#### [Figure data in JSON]
Start
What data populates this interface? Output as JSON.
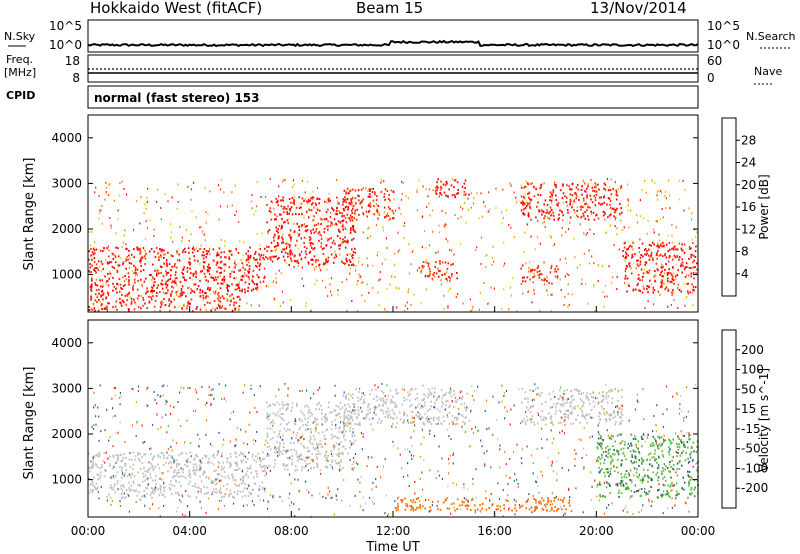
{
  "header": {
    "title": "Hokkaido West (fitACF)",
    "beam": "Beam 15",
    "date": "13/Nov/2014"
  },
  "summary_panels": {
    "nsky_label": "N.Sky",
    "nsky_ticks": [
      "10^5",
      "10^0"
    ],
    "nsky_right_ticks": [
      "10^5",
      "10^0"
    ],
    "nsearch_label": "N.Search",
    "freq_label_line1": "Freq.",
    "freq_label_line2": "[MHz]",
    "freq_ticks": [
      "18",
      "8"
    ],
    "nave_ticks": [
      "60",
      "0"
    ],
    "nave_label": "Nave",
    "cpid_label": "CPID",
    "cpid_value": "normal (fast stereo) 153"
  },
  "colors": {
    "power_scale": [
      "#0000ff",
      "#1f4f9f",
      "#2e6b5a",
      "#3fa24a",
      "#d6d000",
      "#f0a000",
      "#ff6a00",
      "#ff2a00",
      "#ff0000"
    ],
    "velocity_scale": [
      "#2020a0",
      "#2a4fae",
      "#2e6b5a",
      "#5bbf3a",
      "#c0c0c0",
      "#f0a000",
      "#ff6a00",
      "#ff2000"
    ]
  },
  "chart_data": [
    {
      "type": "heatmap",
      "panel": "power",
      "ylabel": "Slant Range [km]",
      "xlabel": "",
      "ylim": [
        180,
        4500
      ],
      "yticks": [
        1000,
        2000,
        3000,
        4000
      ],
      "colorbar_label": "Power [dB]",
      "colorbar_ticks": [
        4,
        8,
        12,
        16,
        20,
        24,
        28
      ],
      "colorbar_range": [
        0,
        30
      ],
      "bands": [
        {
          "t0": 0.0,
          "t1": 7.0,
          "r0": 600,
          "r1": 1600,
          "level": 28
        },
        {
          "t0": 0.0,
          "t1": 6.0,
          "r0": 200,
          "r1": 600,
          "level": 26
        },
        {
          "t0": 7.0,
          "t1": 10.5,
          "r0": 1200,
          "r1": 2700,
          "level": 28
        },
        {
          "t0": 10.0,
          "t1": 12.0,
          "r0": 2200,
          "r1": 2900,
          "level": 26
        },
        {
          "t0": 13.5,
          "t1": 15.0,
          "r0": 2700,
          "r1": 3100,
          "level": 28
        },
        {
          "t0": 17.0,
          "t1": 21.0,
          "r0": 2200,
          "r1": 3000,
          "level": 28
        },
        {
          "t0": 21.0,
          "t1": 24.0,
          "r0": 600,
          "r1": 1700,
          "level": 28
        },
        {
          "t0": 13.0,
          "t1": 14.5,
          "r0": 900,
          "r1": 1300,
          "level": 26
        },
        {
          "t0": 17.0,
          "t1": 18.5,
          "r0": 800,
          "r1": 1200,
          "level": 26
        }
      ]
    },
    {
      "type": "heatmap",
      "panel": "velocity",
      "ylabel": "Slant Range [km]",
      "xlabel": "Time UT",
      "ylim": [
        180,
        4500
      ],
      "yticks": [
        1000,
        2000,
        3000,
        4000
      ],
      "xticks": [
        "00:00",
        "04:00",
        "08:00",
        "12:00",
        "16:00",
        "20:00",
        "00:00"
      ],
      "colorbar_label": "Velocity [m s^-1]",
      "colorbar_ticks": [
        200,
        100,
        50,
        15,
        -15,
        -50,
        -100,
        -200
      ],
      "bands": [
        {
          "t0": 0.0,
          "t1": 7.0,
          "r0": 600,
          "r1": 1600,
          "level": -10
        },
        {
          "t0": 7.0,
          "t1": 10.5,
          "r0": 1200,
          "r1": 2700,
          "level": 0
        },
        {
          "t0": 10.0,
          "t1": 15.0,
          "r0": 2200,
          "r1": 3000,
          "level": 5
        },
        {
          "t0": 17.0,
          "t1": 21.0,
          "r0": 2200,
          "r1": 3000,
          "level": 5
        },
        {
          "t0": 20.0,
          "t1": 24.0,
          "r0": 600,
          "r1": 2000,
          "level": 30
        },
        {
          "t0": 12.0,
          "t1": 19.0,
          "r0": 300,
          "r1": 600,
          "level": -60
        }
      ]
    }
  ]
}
End
Start
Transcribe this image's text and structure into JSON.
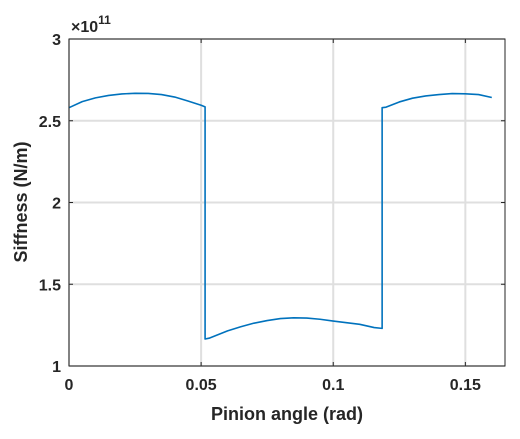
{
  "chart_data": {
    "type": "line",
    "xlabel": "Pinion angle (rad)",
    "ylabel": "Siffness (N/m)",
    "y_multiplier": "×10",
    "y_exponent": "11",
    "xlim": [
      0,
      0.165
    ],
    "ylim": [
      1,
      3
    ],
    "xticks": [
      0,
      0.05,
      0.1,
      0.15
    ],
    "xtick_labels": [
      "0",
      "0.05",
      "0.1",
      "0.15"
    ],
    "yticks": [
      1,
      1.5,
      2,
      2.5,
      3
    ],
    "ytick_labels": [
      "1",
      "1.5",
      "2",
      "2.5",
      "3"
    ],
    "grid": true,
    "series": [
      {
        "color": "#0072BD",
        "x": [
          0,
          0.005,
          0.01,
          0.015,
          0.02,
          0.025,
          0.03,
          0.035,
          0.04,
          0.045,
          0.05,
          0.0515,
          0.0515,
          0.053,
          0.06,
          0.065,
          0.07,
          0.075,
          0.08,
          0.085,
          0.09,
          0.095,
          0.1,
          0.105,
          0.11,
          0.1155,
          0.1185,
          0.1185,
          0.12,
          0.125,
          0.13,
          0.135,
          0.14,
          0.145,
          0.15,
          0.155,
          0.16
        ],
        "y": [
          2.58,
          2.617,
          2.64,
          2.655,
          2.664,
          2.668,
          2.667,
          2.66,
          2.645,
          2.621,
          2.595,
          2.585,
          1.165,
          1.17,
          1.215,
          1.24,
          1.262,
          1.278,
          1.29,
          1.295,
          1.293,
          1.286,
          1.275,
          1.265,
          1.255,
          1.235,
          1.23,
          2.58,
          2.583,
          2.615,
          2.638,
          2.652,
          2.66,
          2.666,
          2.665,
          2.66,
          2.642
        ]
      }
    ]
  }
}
End
#### [Written exercise]
Read the entries above, then pull out the lines that include "this".

#### [Solution]
What data populates this interface? Output as JSON.
Transcribe this image's text and structure into JSON.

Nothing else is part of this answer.